[Dataset rows describing interfaces]
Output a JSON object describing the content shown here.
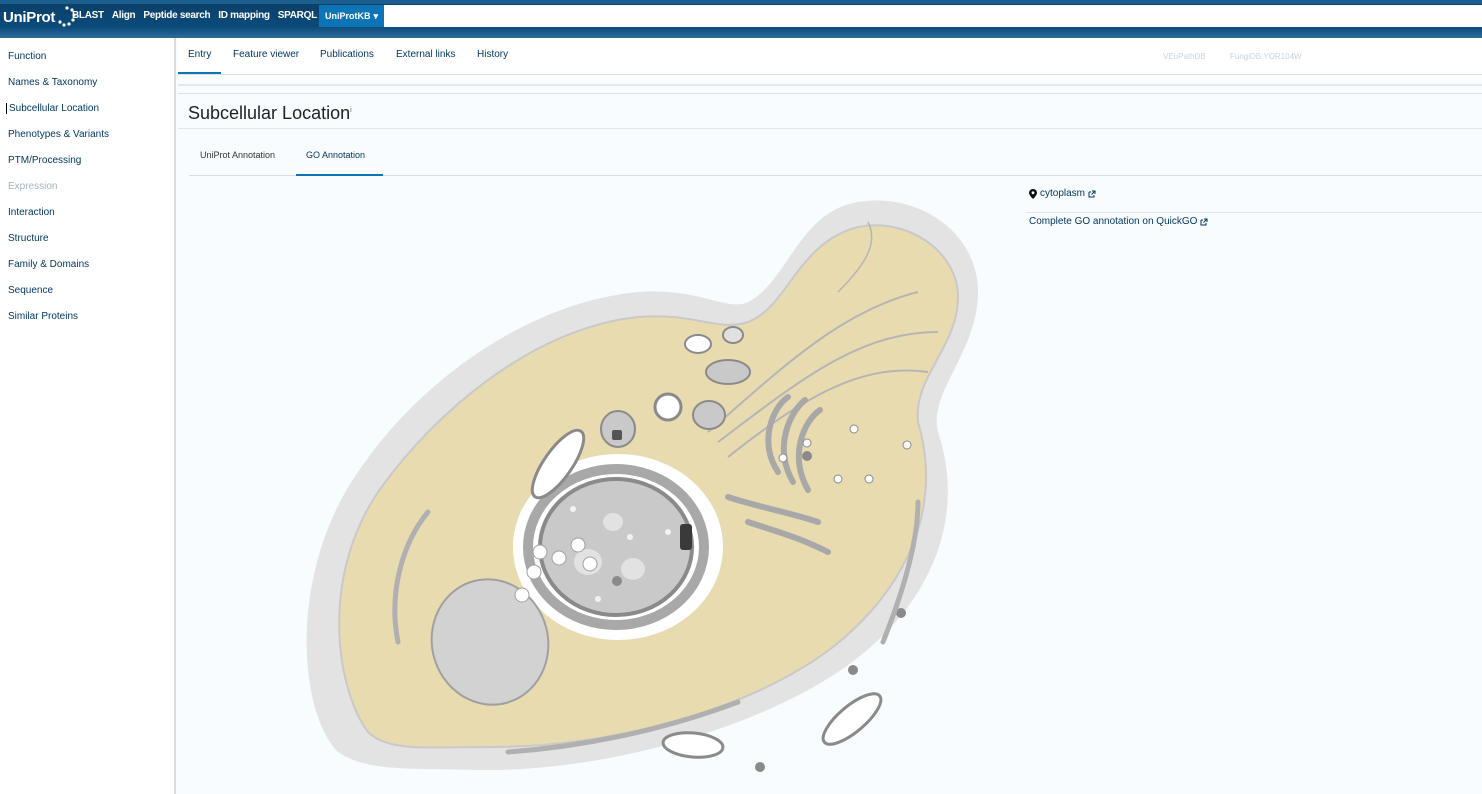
{
  "header": {
    "logo_text": "UniProt",
    "nav": [
      "BLAST",
      "Align",
      "Peptide search",
      "ID mapping",
      "SPARQL"
    ],
    "db_select": "UniProtKB",
    "search_value": ""
  },
  "sidebar": {
    "items": [
      {
        "label": "Function"
      },
      {
        "label": "Names & Taxonomy"
      },
      {
        "label": "Subcellular Location"
      },
      {
        "label": "Phenotypes & Variants"
      },
      {
        "label": "PTM/Processing"
      },
      {
        "label": "Expression"
      },
      {
        "label": "Interaction"
      },
      {
        "label": "Structure"
      },
      {
        "label": "Family & Domains"
      },
      {
        "label": "Sequence"
      },
      {
        "label": "Similar Proteins"
      }
    ]
  },
  "entry_tabs": {
    "tabs": [
      "Entry",
      "Feature viewer",
      "Publications",
      "External links",
      "History"
    ],
    "faded_links": [
      "VEuPathDB",
      "FungiDB:YOR104W"
    ]
  },
  "section": {
    "title": "Subcellular Location",
    "info_mark": "i",
    "tabs": [
      "UniProt Annotation",
      "GO Annotation"
    ]
  },
  "go": {
    "location": "cytoplasm",
    "quickgo_link": "Complete GO annotation on QuickGO"
  },
  "colors": {
    "header": "#0b3e67",
    "accent": "#0d74b5",
    "cytoplasm": "#e8dbb0"
  }
}
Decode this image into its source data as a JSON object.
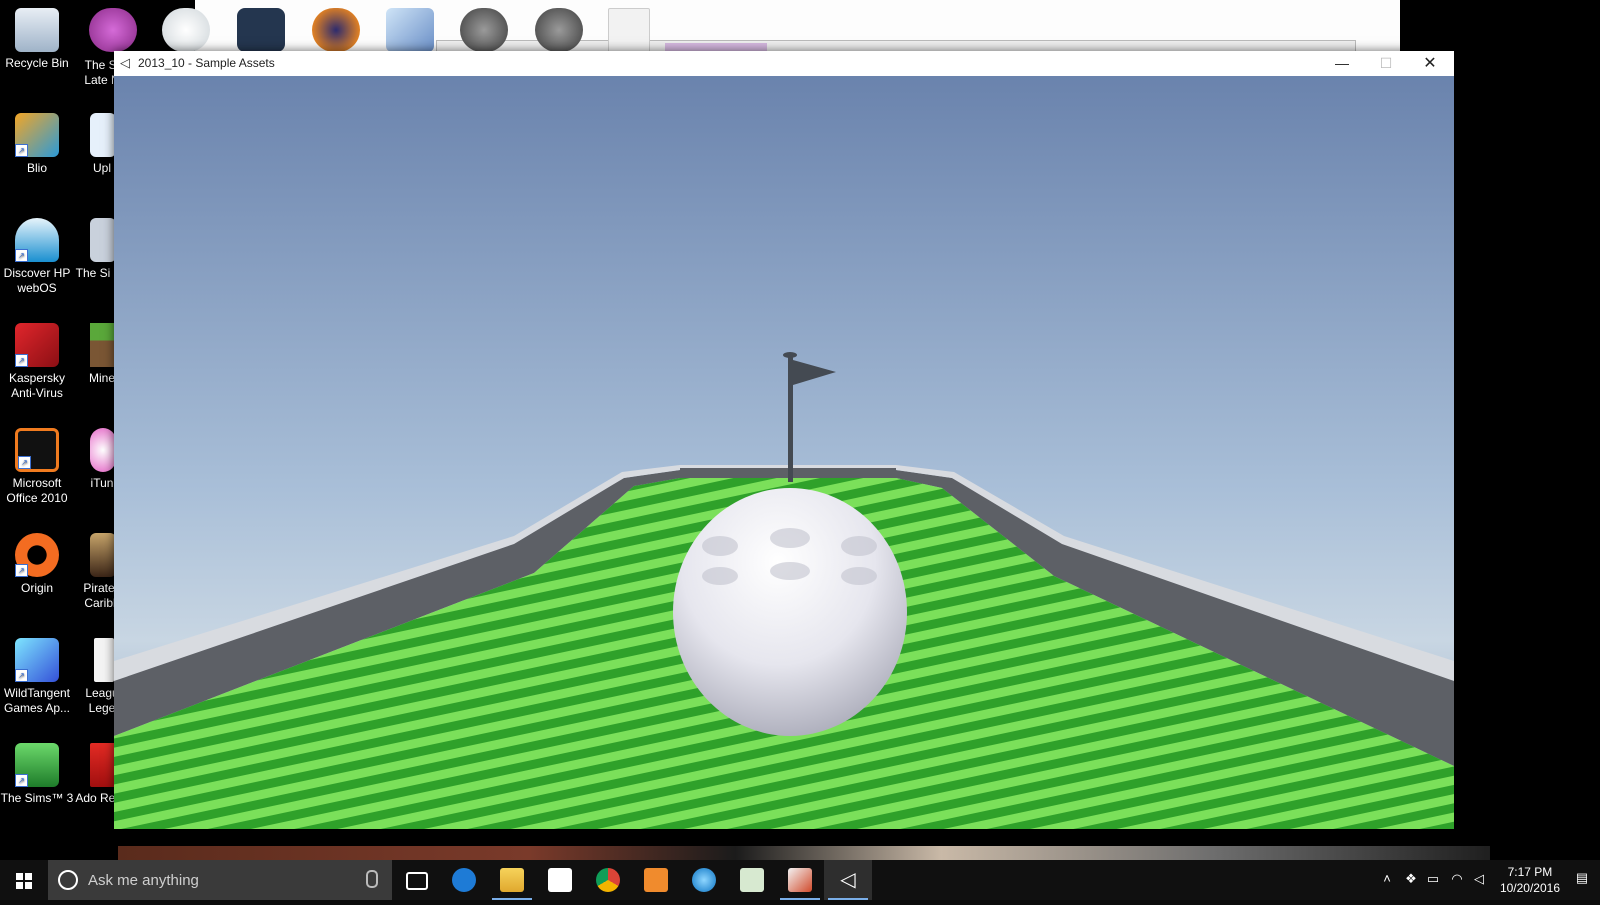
{
  "desktop": {
    "icons_left": [
      {
        "label": "Recycle Bin",
        "icon": "recycle-bin-icon"
      },
      {
        "label": "Blio",
        "icon": "blio-icon"
      },
      {
        "label": "Discover HP webOS",
        "icon": "hp-webos-icon"
      },
      {
        "label": "Kaspersky Anti-Virus",
        "icon": "kaspersky-icon"
      },
      {
        "label": "Microsoft Office 2010",
        "icon": "office-icon"
      },
      {
        "label": "Origin",
        "icon": "origin-icon"
      },
      {
        "label": "WildTangent Games Ap...",
        "icon": "wildtangent-icon"
      },
      {
        "label": "The Sims™ 3",
        "icon": "sims-icon"
      }
    ],
    "icons_col2": [
      {
        "label": "The Si Late N",
        "icon": "sims-icon"
      },
      {
        "label": "Upl",
        "icon": "uplay-icon"
      },
      {
        "label": "The Si Pe",
        "icon": "sims-icon"
      },
      {
        "label": "Mine",
        "icon": "minecraft-icon"
      },
      {
        "label": "iTun",
        "icon": "itunes-icon"
      },
      {
        "label": "Pirates Caribb",
        "icon": "pirates-icon"
      },
      {
        "label": "Leagu Lege",
        "icon": "league-icon"
      },
      {
        "label": "Ado Read",
        "icon": "adobe-reader-icon"
      }
    ]
  },
  "window": {
    "title": "2013_10 - Sample Assets",
    "app_icon": "unity-icon",
    "minimize_glyph": "—",
    "maximize_glyph": "☐",
    "close_glyph": "✕"
  },
  "scene": {
    "sky_top": "#6d86b0",
    "sky_horizon": "#c7d6e4",
    "grass_light": "#7be05a",
    "grass_dark": "#2fa12a",
    "ball_color": "#e9e9ef",
    "flag_color": "#444a52",
    "wall_top": "#d8dbe0",
    "wall_side": "#5d6066"
  },
  "taskbar": {
    "search_placeholder": "Ask me anything",
    "apps": [
      {
        "name": "task-view-icon"
      },
      {
        "name": "edge-icon"
      },
      {
        "name": "file-explorer-icon"
      },
      {
        "name": "store-icon"
      },
      {
        "name": "chrome-icon"
      },
      {
        "name": "media-player-icon"
      },
      {
        "name": "hp-support-icon"
      },
      {
        "name": "hp-store-icon"
      },
      {
        "name": "cards-icon"
      },
      {
        "name": "unity-icon"
      }
    ],
    "time": "7:17 PM",
    "date": "10/20/2016"
  }
}
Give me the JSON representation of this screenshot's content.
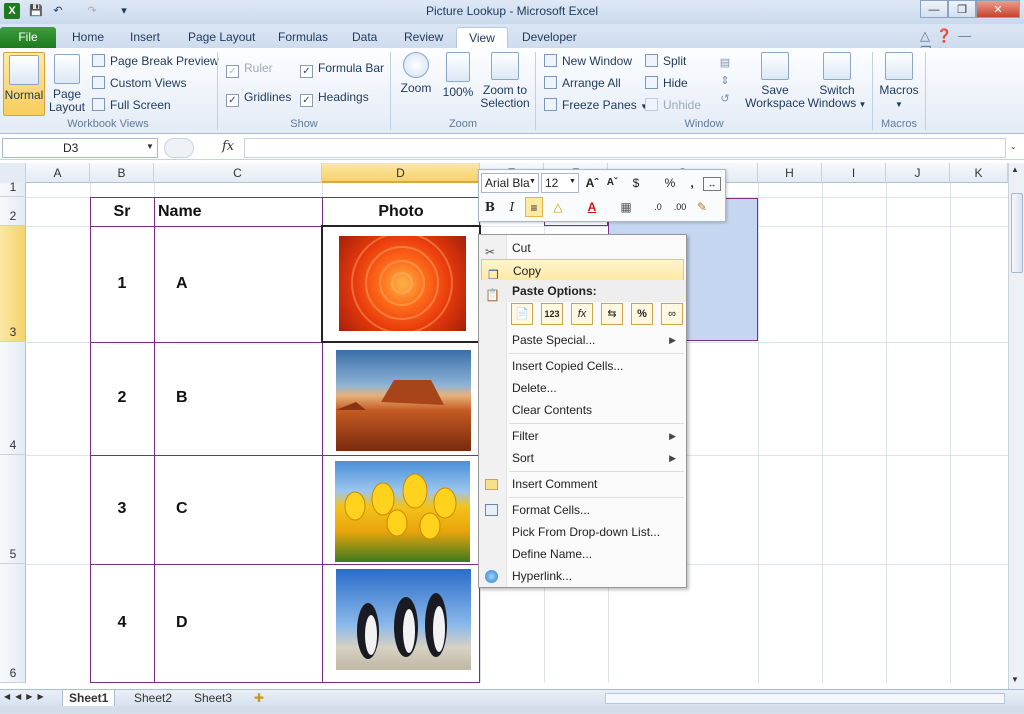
{
  "window": {
    "title": "Picture Lookup  -  Microsoft Excel"
  },
  "tabs": [
    "File",
    "Home",
    "Insert",
    "Page Layout",
    "Formulas",
    "Data",
    "Review",
    "View",
    "Developer"
  ],
  "ribbon": {
    "workbook_views": {
      "label": "Workbook Views",
      "normal": "Normal",
      "page_layout": "Page Layout",
      "page_break": "Page Break Preview",
      "custom_views": "Custom Views",
      "full_screen": "Full Screen"
    },
    "show": {
      "label": "Show",
      "ruler": "Ruler",
      "formula_bar": "Formula Bar",
      "gridlines": "Gridlines",
      "headings": "Headings"
    },
    "zoom": {
      "label": "Zoom",
      "zoom": "Zoom",
      "zoom100": "100%",
      "zoom_selection": "Zoom to Selection"
    },
    "window": {
      "label": "Window",
      "new_window": "New Window",
      "arrange_all": "Arrange All",
      "freeze_panes": "Freeze Panes",
      "split": "Split",
      "hide": "Hide",
      "unhide": "Unhide",
      "save_workspace": "Save Workspace",
      "switch_windows": "Switch Windows"
    },
    "macros": {
      "label": "Macros",
      "macros": "Macros"
    }
  },
  "formula_bar": {
    "name_box": "D3",
    "fx": "fx"
  },
  "columns": [
    "A",
    "B",
    "C",
    "D",
    "E",
    "F",
    "G",
    "H",
    "I",
    "J",
    "K"
  ],
  "rows": [
    "1",
    "2",
    "3",
    "4",
    "5",
    "6"
  ],
  "table": {
    "headers": [
      "Sr",
      "Name",
      "Photo"
    ],
    "rows": [
      {
        "sr": "1",
        "name": "A"
      },
      {
        "sr": "2",
        "name": "B"
      },
      {
        "sr": "3",
        "name": "C"
      },
      {
        "sr": "4",
        "name": "D"
      }
    ]
  },
  "minibar": {
    "font": "Arial Bla",
    "size": "12"
  },
  "context_menu": {
    "cut": "Cut",
    "copy": "Copy",
    "paste_options": "Paste Options:",
    "paste_special": "Paste Special...",
    "insert_copied": "Insert Copied Cells...",
    "delete": "Delete...",
    "clear": "Clear Contents",
    "filter": "Filter",
    "sort": "Sort",
    "insert_comment": "Insert Comment",
    "format_cells": "Format Cells...",
    "pick": "Pick From Drop-down List...",
    "define_name": "Define Name...",
    "hyperlink": "Hyperlink..."
  },
  "sheets": [
    "Sheet1",
    "Sheet2",
    "Sheet3"
  ],
  "colors": {
    "accent": "#1e7a1e",
    "selection": "#c5d7f0",
    "table_border": "#7a2e8a"
  }
}
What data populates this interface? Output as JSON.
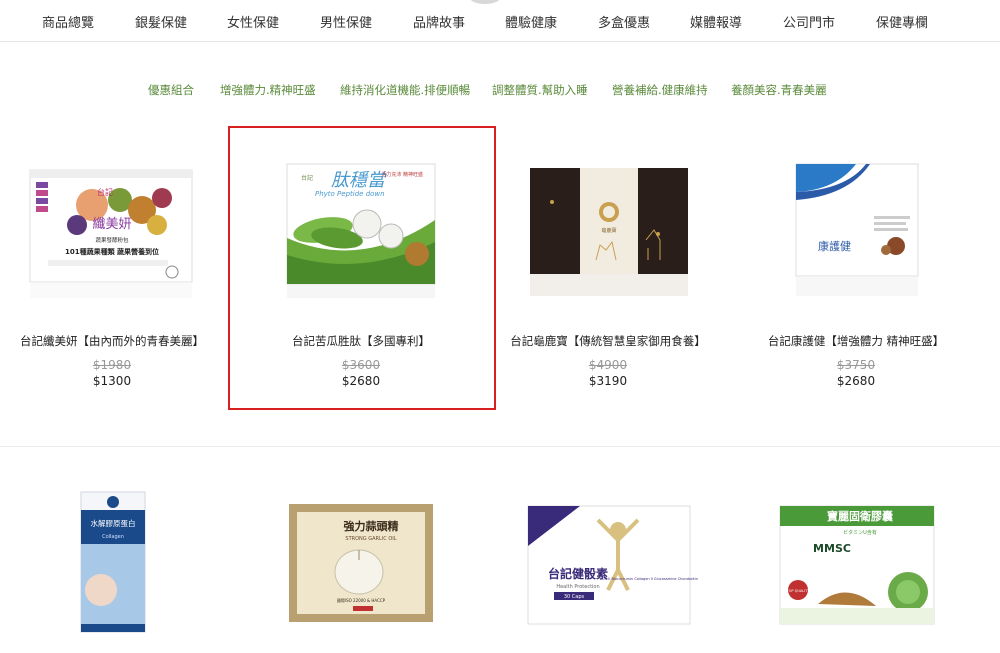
{
  "nav": {
    "items": [
      {
        "label": "商品總覽"
      },
      {
        "label": "銀髮保健"
      },
      {
        "label": "女性保健"
      },
      {
        "label": "男性保健"
      },
      {
        "label": "品牌故事"
      },
      {
        "label": "體驗健康"
      },
      {
        "label": "多盒優惠"
      },
      {
        "label": "媒體報導"
      },
      {
        "label": "公司門市"
      },
      {
        "label": "保健專欄"
      }
    ]
  },
  "subnav": {
    "items": [
      {
        "label": "優惠組合"
      },
      {
        "label": "增強體力.精神旺盛"
      },
      {
        "label": "維持消化道機能.排便順暢"
      },
      {
        "label": "調整體質.幫助入睡"
      },
      {
        "label": "營養補給.健康維持"
      },
      {
        "label": "養顏美容.青春美麗"
      }
    ]
  },
  "products": [
    {
      "name": "台記纖美妍【由內而外的青春美麗】",
      "old_price": "$1980",
      "price": "$1300",
      "box_text": {
        "brand": "台記",
        "title": "纖美妍",
        "line1": "蔬果發酵粉包",
        "line2": "101種蔬果種類 蔬果營養到位"
      }
    },
    {
      "name": "台記苦瓜胜肽【多國專利】",
      "old_price": "$3600",
      "price": "$2680",
      "box_text": {
        "brand": "台記",
        "title": "肽穩當",
        "subtitle": "Phyto Peptide down",
        "tagline": "活力充沛 精神旺盛"
      }
    },
    {
      "name": "台記龜鹿寶【傳統智慧皇家御用食養】",
      "old_price": "$4900",
      "price": "$3190",
      "box_text": {
        "title": "龜鹿寶"
      }
    },
    {
      "name": "台記康護健【增強體力 精神旺盛】",
      "old_price": "$3750",
      "price": "$2680",
      "box_text": {
        "title": "康護健"
      }
    }
  ],
  "row2_products": [
    {
      "box_text": {
        "title": "水解膠原蛋白",
        "sub": "Collagen"
      }
    },
    {
      "box_text": {
        "title": "強力蒜頭精",
        "sub": "STRONG GARLIC OIL",
        "cert": "國際ISO 22000 & HACCP"
      }
    },
    {
      "box_text": {
        "title": "台記健骰素",
        "sub": "Health Protection",
        "count": "30 Caps",
        "ingredients": "UC-II Biocurcumin Collagen II Glucosamine Chondroitin"
      }
    },
    {
      "box_text": {
        "title": "寶麗固衛膠囊",
        "sub": "ビタミンU含有",
        "mark": "MMSC",
        "badge": "TOP QUALITY"
      }
    }
  ],
  "colors": {
    "accent_green": "#5a8a3a",
    "highlight_red": "#d82020"
  }
}
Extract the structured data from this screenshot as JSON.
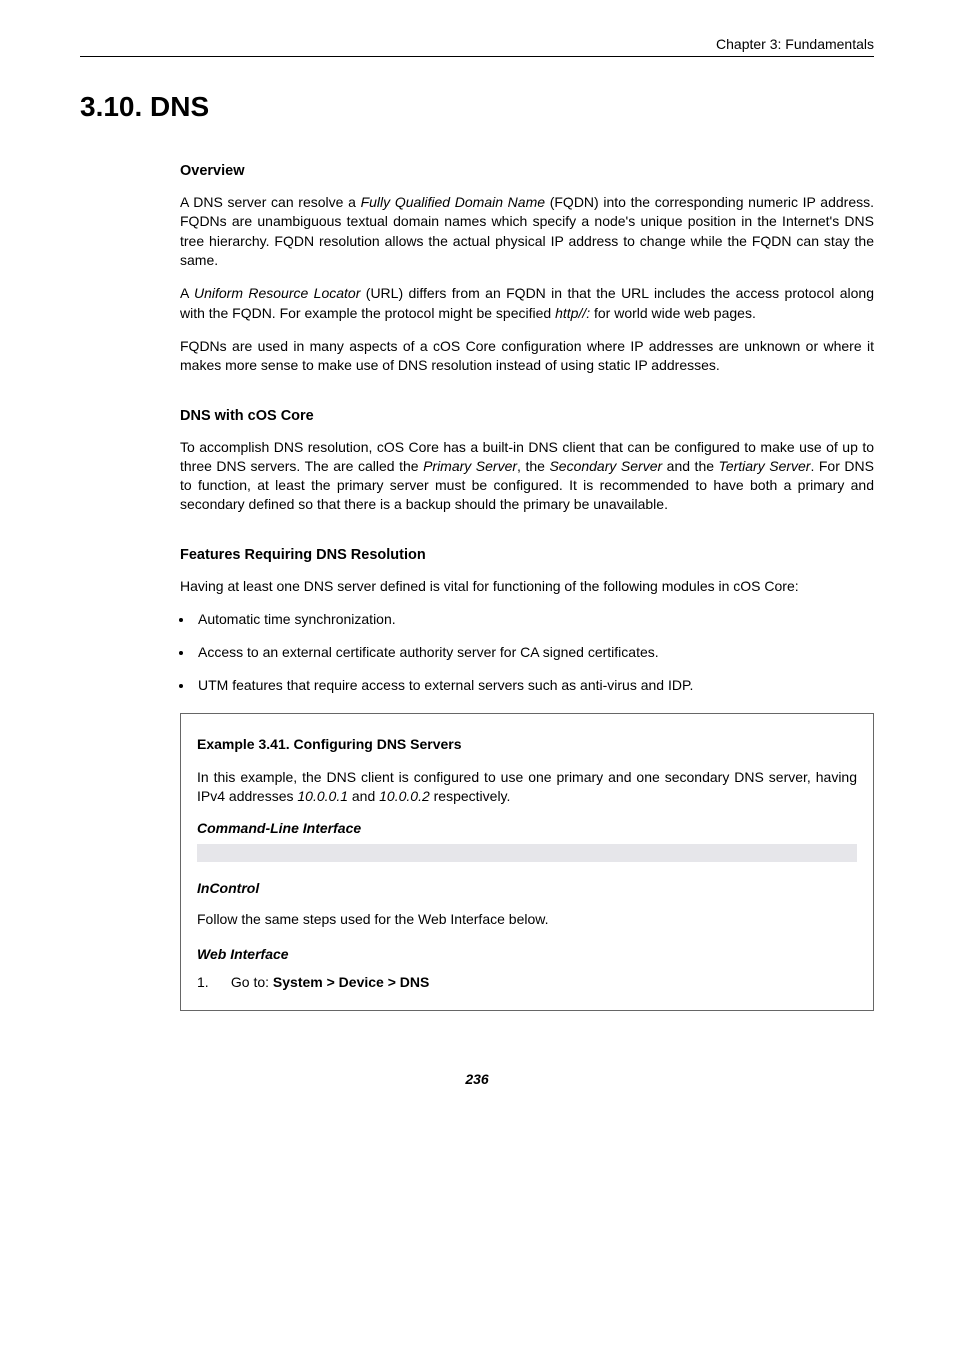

- Work instruction
Scan the data above for the string "this" and copy each line where it appears.

- Your response
Decode this image into its source data as a JSON object.
Give me the JSON representation of this screenshot's content.
What data populates this interface? Output as JSON.
Extract the structured data from this screenshot as JSON.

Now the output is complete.